# [EXTRAIT DU DOCUMENT]
Il y a deux mondes au Canada. Le contraste est frappant entre l’Alberta et la Saskatchewan, dont l’économie est très intensément liée à l’émission de gaz à effet de serre (GES). Pour chaque million de dollars d’activité économique, ces provinces émettent 1200 tonnes de GES. Au Québec, par comparaison, c’est moins de 200 tonnes pour le même million. L’annonce d’hier aura donc plus d’impact sur les deux provinces de l’Ouest. « Le prix carbone induit un coût supplémentaire sur l’extraction des ressources, et c’est ce qui est recherché, dit Jean Nolet, économiste et directeur général de Coop Carbone. Ce qu’on peut espérer, c’est que toutes les juridictions prennent la même décision, alors il n’y aura plus d’impact sur la compétitivité. »

Taxe carbone

Est-ce efficace ?

À peu près tout le monde au Canada, du Conseil canadien des chefs d’entreprise à Greenpeace, s’entend sur la nécessité d’établir un coût pour la pollution par le carbone au pays. Chris Ragan, économiste à McGill et président de la Commission de l’écofiscalité du Canada, a présidé une importante étude publiée en 2014 sur le sujet, et il a applaudi l’annonce d’hier. « Nous avons une indication claire qu’il y aura un coût carbone partout au pays, dit-il. Une fois qu’on a ce coût carbone, on peut mettre en place des nouvelles politiques ou revoir celles existantes pour s’assurer qu’elles sont vraiment efficaces. »

Environnement

Ottawa imposera une taxe carbone dès 2018

OTTAWA — Le gouvernement fédéral imposera une taxe carbone de 10 $ la tonne dans les provinces qui n’auront pas adopté une forme de tarification du carbone à partir de 2018, a annoncé hier le premier ministre Justin Trudeau.

Cette taxe sera majorée de 10 $ la tonne par année par la suite pour atteindre le prix plancher de 50 $ à compter de 2022, a indiqué le premier ministre dans un discours à la Chambre des communes alors qu’il lançait le débat sur la ratification de l’Accord de Paris sur les changements climatiques.

# [CONSIGNE 1]
Pouvez-vous reproduire mot pour mot l'intégralité de la liste ci-dessous, en omettant les images ?

# [EXTRAITS DE LISTE]

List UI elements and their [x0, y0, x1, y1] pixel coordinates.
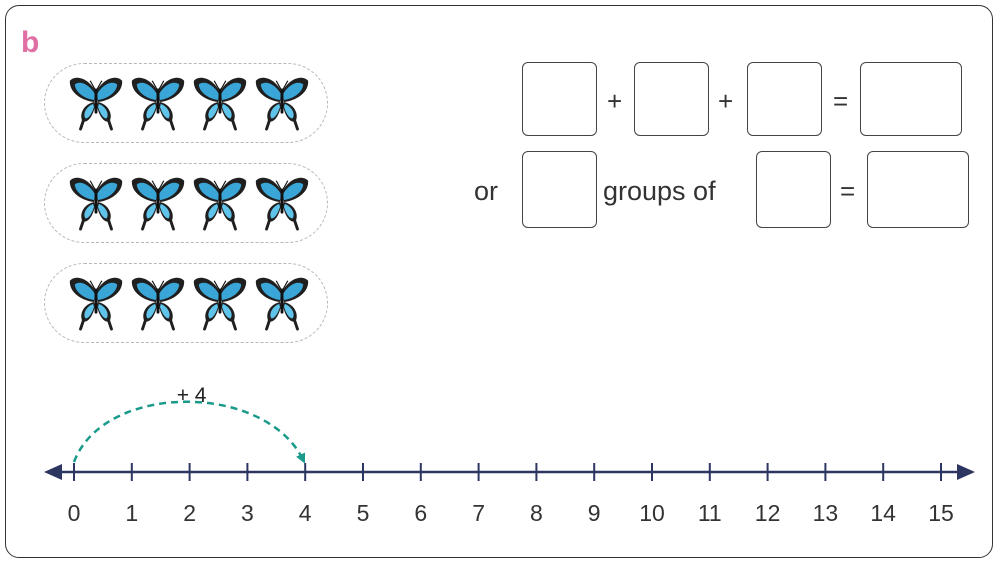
tick-label: 9 — [588, 500, 601, 526]
tick-label: 12 — [755, 500, 781, 526]
jump-label: + 4 — [177, 384, 207, 407]
right-arrow-icon — [957, 464, 975, 480]
tick-label: 13 — [813, 500, 839, 526]
tick-label: 7 — [472, 500, 485, 526]
tick-label: 11 — [698, 500, 722, 526]
tick-label: 5 — [357, 500, 370, 526]
tick-label: 3 — [241, 500, 254, 526]
jump-arc — [74, 402, 303, 462]
tick-label: 1 — [125, 500, 138, 526]
left-arrow-icon — [44, 464, 62, 480]
tick-label: 0 — [68, 500, 81, 526]
tick-label: 10 — [639, 500, 665, 526]
tick-label: 2 — [183, 500, 196, 526]
tick-label: 15 — [928, 500, 954, 526]
tick-label: 8 — [530, 500, 543, 526]
tick-label: 14 — [870, 500, 896, 526]
tick-label: 6 — [414, 500, 427, 526]
tick-label: 4 — [299, 500, 312, 526]
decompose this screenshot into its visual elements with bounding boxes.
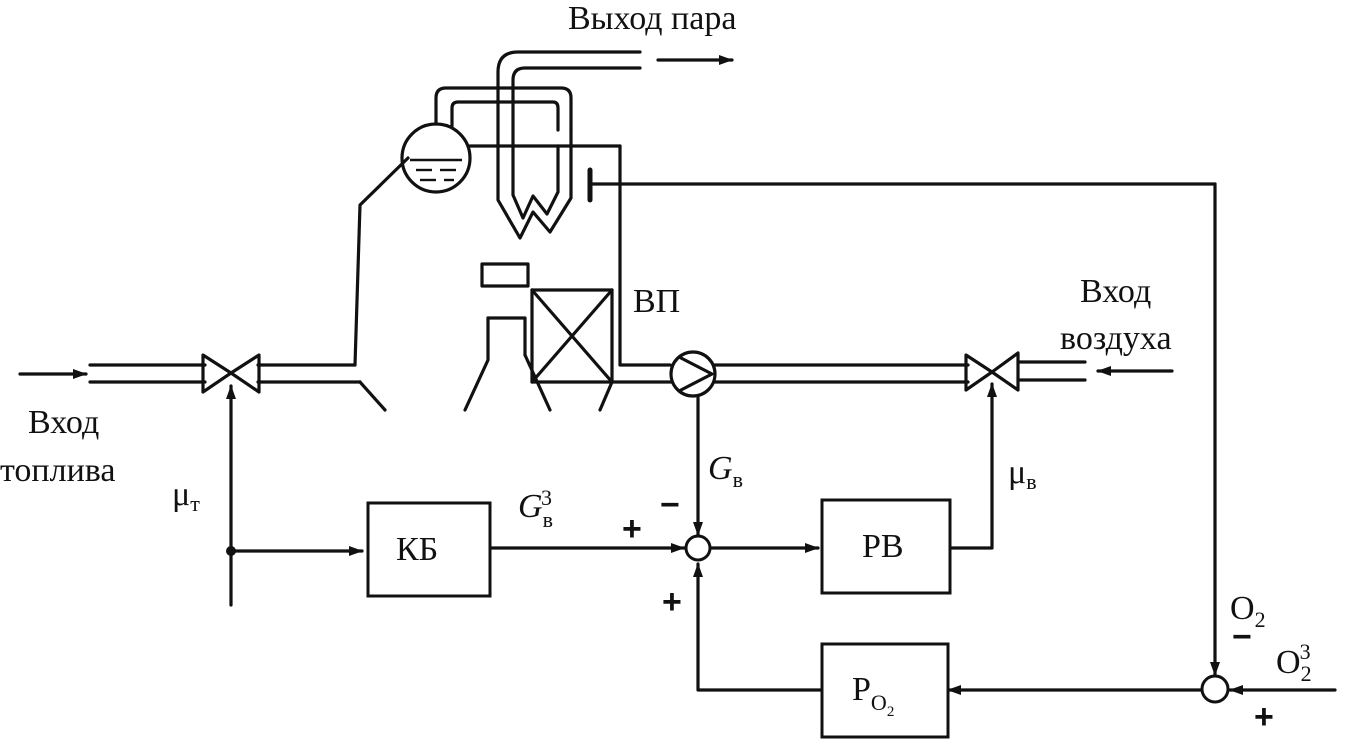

# [CONSIGNE 2]
Les affirmations suivantes concordent-elles avec l'article sur la taxe carbone ? Répondez par oui ou par non, en citant chaque fois les mots décisifs de l'article.
(a) La taxe fédérale sera de 10 $ la tonne à partir de 2018 dans les provinces sans tarification du carbone.
(b) Au Québec, chaque million de dollars d'activité économique entraîne l'émission de plus de 1200 tonnes de GES.
(c) Le prix plancher de 50 $ la tonne sera atteint dès 2020.

# [CORRIGÉ 1]
List UI elements and their [x0, y0, x1, y1] pixel coordinates.
tick-label: 9 — [588, 500, 601, 526]
tick-label: 12 — [755, 500, 781, 526]
jump-label: + 4 — [177, 384, 207, 407]
right-arrow-icon — [957, 464, 975, 480]
tick-label: 13 — [813, 500, 839, 526]
tick-label: 7 — [472, 500, 485, 526]
tick-label: 11 — [698, 500, 722, 526]
tick-label: 5 — [357, 500, 370, 526]
tick-label: 3 — [241, 500, 254, 526]
jump-arc — [74, 402, 303, 462]
tick-label: 1 — [125, 500, 138, 526]
left-arrow-icon — [44, 464, 62, 480]
tick-label: 0 — [68, 500, 81, 526]
tick-label: 10 — [639, 500, 665, 526]
tick-label: 2 — [183, 500, 196, 526]
tick-label: 15 — [928, 500, 954, 526]
tick-label: 8 — [530, 500, 543, 526]
tick-label: 14 — [870, 500, 896, 526]
tick-label: 6 — [414, 500, 427, 526]
tick-label: 4 — [299, 500, 312, 526]
decompose this screenshot into its visual elements with bounding boxes.

# [CORRIGÉ 2]
(a) Oui : « Le gouvernement fédéral imposera une taxe carbone de 10 $ la tonne dans les provinces qui n’auront pas adopté une forme de tarification du carbone à partir de 2018 ».
(b) Non : « Au Québec, par comparaison, c’est moins de 200 tonnes pour le même million. »
(c) Non : « pour atteindre le prix plancher de 50 $ à compter de 2022 ».